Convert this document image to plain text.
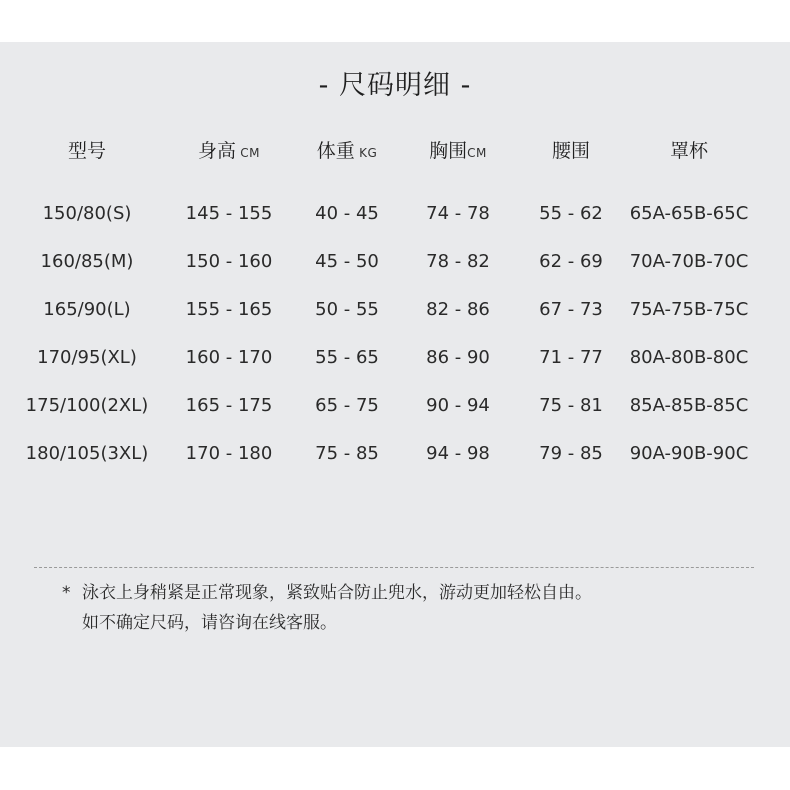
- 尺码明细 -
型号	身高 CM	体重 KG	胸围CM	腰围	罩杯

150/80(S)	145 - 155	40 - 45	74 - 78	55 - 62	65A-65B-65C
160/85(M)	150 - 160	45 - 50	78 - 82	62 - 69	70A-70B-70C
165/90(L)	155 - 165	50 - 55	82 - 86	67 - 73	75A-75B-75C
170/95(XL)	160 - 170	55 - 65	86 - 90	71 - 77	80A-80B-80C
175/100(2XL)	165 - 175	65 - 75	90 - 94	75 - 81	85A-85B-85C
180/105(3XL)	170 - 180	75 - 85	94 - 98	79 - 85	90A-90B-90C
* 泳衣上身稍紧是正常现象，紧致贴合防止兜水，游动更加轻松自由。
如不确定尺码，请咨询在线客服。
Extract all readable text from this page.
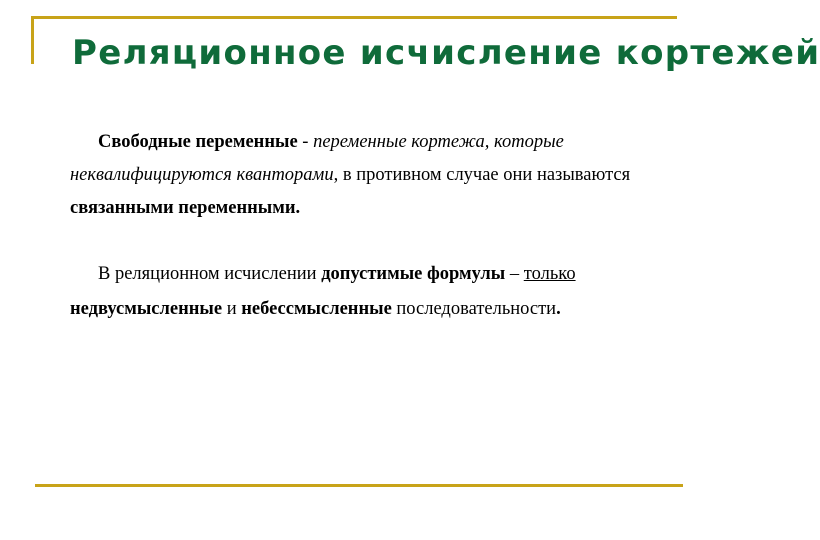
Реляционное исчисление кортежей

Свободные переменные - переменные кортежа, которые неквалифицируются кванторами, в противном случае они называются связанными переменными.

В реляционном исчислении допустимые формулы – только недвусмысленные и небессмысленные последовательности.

§ **Aim of the exercise**
Pull out the lines above in which the word "this" appears.

§ **Exercise output**
Convert this document image to plain text.
Extract all readable text from this page.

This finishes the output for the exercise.